The story begins with Jones (Boothe) testing his followers’ loyalty while Congressman Leo J. Ryan (Ned Beatty) plans to fly down to Guyana and investigate reports that some of his followers are being mistreated and others being held against their will. Jones is told of Ryan’s impending arrival and flashes back to his childhood. This miniseries attempts to dig deep and show his early adoption of The Bible as a way to live his life. It also provides salvation from a dysfunctional household where his strict father (Ed Lauter) abused his mother (Diane Ladd) until she took her son and left.

Jones grows up to be a preacher, standing up to a racist barber that refuses to cut the hair of a little African-American boy. He espouses that everyone is equal in the eyes of God. He is soon put in charge of a struggling congregation consisting mostly of a few elderly parishioners and literally going door-to-door asking people to come to his church. It works and Jones has a racially integrated congregation at a time and in a place where that was vehemently objected to by some.

He eventually forms the Peoples Temple, a venue where he can preach his progressive views. Boothe is excellent in these early scenes as a straight arrow that faithfully believes in religion and its ability to bring everyone together regardless of color. He’s also a great salesman, using his charisma to not only attract people to his church but also get them to contribute financially or donate items. Jones genuinely cares about people, feeding and educating them as well as the community at large.

Jones meets with Father Divine (James Earl Jones), a spiritual leader that believed he was God, and who is doing what he’s doing only much more successful at it. Their brief meeting is a revelation for Jones and shows him a way to build up his congregation: he must develop a bigger personality and be so charismatic that people are willing to do anything and give everything for him. It is the beginning of the Jim Jones cult of personality.

*-*-*

**Tasks to carry out**
A. In the review of the Jim Jones miniseries, copy the passage starting with "Jones meets with" and going on through "cult of personality.".
B. Render this sentence from the review of the Jim Jones miniseries in French: "Jones genuinely cares about people, feeding and educating them as well as the community at large."

**Data shown**

*-*-*

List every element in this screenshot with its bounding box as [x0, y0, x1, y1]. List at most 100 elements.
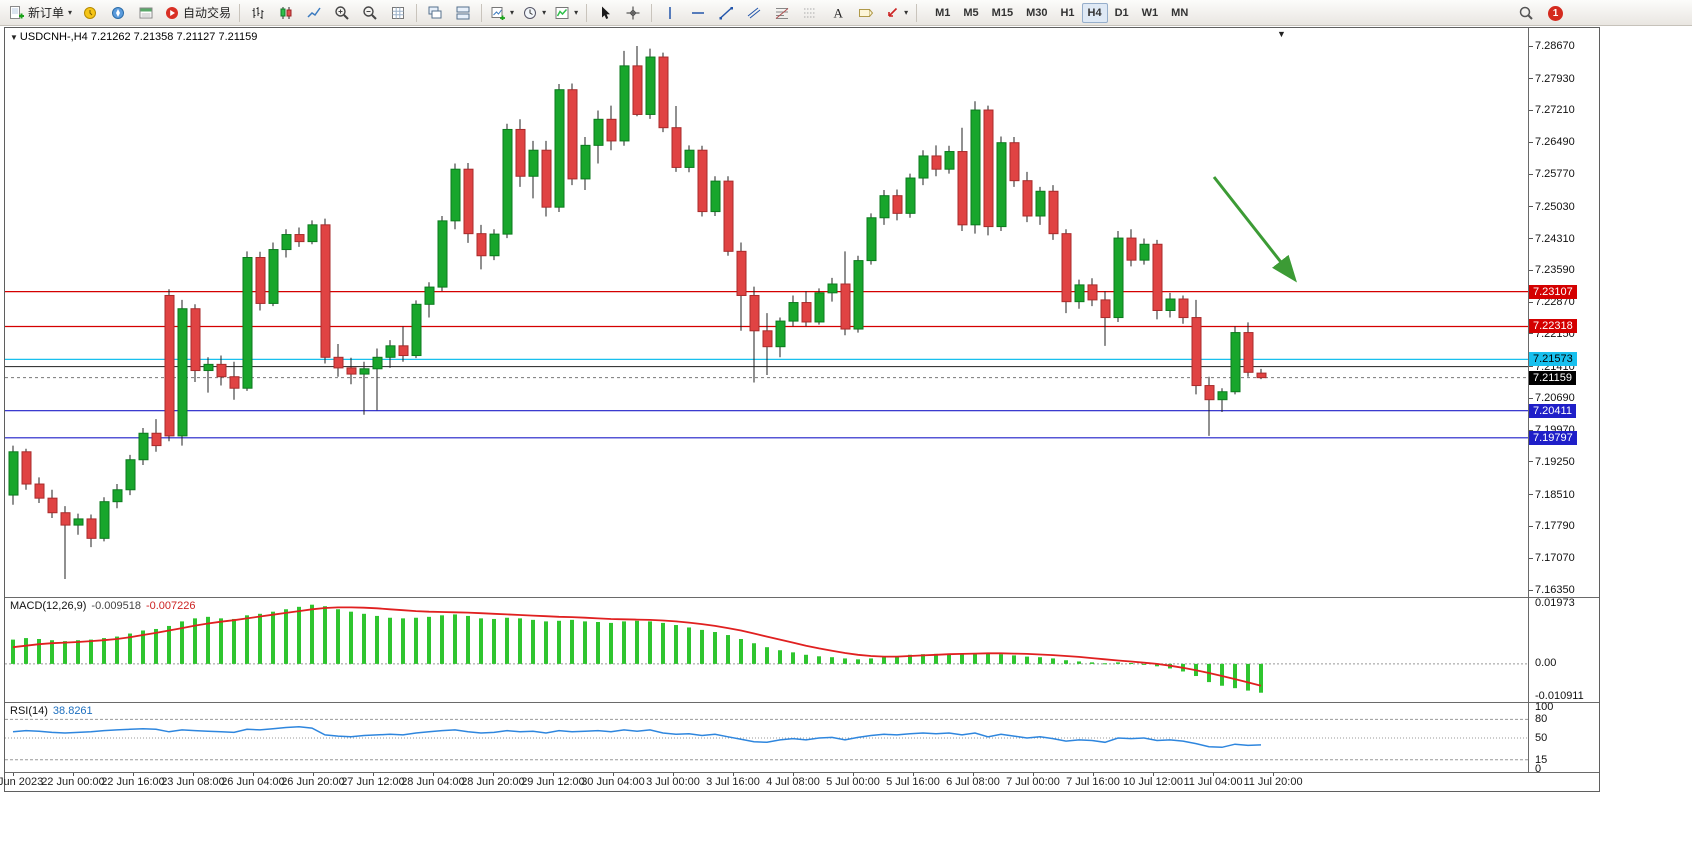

*-*-*

**The results**
A.
Jones meets with Father Divine (James Earl Jones), a spiritual leader that believed he was God, and who is doing what he’s doing only much more successful at it. Their brief meeting is a revelation for Jones and shows him a way to build up his congregation: he must develop a bigger personality and be so charismatic that people are willing to do anything and give everything for him. It is the beginning of the Jim Jones cult of personality.

B. Jones se soucie sincèrement des gens : il les nourrit et les instruit, ainsi que la communauté dans son ensemble.